• _Problem details_
Scan the lines below; pull out those with "name".

• _Available data_
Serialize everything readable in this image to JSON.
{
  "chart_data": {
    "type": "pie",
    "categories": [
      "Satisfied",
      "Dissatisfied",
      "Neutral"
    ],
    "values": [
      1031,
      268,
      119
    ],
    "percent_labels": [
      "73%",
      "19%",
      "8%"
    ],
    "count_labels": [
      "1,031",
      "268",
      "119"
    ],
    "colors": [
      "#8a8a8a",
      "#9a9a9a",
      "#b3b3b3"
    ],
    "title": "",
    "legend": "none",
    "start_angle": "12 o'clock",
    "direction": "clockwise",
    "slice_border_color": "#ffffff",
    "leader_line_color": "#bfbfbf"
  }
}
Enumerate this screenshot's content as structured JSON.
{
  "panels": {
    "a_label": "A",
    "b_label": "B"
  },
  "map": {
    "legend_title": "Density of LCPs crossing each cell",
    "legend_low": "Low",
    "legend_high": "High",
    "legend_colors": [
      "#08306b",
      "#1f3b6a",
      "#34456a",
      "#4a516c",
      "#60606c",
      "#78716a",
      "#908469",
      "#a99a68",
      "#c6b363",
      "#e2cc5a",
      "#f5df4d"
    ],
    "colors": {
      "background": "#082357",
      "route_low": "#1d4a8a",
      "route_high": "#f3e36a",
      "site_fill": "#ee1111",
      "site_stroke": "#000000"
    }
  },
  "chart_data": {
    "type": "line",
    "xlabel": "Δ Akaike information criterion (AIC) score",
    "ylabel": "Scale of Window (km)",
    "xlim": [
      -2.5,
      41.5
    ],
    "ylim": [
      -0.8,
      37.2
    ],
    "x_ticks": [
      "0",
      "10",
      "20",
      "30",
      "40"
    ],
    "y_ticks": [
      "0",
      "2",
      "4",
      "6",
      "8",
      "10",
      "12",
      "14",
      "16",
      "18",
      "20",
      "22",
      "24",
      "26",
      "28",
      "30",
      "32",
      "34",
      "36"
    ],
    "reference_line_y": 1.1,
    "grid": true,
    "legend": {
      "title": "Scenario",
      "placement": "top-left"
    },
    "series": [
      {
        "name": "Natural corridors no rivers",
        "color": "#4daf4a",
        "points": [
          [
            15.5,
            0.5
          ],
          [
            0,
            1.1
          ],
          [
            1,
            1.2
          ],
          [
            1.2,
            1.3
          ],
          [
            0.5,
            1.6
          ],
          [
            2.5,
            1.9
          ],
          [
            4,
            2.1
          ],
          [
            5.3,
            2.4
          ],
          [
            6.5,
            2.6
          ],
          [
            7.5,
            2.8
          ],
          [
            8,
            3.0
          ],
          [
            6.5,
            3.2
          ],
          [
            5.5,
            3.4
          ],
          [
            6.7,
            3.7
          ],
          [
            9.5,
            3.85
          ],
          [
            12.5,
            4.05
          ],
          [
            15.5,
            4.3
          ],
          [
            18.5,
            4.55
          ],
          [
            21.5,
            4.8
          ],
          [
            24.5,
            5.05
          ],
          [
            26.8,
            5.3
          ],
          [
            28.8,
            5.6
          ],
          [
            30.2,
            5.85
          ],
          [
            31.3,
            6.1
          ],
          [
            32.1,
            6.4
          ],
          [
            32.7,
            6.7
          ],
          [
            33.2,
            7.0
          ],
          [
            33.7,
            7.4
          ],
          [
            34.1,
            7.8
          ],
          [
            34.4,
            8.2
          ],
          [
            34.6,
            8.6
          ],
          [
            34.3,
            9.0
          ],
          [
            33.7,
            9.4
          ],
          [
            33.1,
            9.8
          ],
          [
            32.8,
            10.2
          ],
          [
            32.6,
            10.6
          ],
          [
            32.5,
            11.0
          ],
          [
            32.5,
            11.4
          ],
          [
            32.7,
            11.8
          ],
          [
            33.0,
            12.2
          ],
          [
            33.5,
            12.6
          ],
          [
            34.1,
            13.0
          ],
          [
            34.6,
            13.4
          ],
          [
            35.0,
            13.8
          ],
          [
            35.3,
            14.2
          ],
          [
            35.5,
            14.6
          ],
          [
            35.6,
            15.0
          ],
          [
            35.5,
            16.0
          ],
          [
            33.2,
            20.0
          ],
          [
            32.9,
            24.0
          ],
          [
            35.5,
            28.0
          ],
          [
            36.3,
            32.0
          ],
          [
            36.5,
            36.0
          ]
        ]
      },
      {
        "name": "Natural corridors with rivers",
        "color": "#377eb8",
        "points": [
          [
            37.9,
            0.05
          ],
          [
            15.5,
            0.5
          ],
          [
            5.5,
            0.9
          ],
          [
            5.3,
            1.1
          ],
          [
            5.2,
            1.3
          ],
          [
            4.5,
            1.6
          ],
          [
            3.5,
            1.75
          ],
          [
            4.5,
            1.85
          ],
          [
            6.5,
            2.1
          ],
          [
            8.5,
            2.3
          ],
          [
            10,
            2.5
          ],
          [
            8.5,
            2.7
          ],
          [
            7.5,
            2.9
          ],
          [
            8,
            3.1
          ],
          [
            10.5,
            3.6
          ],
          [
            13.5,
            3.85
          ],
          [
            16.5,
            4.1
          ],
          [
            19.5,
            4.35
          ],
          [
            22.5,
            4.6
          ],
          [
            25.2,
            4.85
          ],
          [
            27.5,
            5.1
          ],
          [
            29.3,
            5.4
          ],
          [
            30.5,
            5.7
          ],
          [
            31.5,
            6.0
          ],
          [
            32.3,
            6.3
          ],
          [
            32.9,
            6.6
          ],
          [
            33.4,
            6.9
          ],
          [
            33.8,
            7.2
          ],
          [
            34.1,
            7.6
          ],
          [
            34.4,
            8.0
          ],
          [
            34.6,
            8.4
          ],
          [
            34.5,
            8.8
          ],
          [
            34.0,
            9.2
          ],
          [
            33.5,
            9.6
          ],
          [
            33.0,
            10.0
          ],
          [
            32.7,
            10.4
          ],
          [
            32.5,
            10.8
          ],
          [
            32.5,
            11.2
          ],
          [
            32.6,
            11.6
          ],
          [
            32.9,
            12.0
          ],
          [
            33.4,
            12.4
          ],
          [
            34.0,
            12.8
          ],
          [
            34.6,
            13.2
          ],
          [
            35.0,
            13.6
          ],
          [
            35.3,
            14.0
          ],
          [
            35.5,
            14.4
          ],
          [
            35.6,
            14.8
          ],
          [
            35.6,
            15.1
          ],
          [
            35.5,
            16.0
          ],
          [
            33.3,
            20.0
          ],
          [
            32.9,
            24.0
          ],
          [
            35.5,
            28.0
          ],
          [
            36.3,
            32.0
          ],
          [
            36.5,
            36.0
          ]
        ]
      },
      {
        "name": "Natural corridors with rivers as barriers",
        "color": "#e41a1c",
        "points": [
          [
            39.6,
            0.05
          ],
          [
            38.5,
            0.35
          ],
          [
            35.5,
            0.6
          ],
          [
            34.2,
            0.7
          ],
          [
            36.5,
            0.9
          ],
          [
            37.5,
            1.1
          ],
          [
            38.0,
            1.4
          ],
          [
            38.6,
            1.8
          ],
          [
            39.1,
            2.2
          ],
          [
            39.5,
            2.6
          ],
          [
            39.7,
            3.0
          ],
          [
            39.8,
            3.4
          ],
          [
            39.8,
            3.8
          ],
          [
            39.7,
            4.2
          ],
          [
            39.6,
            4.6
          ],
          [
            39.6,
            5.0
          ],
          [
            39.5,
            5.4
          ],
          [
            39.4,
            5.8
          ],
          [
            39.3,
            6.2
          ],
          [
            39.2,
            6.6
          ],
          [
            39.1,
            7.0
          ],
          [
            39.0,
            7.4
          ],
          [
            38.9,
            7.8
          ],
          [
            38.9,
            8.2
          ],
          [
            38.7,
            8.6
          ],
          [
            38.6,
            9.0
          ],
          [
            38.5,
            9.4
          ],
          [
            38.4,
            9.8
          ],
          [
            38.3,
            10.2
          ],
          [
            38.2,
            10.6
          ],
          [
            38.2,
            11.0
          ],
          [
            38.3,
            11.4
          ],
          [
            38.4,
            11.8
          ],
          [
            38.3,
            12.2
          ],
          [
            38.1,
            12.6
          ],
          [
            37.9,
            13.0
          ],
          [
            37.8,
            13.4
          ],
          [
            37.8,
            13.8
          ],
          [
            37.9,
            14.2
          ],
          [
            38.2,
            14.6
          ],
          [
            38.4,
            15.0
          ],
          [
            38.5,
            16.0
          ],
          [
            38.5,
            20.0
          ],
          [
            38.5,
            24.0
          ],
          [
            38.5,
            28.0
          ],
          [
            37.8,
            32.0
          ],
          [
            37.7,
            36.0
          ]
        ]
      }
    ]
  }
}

• _Reply to the task_
        "name": "Natural corridors no rivers",
        "name": "Natural corridors with rivers",
        "name": "Natural corridors with rivers as barriers",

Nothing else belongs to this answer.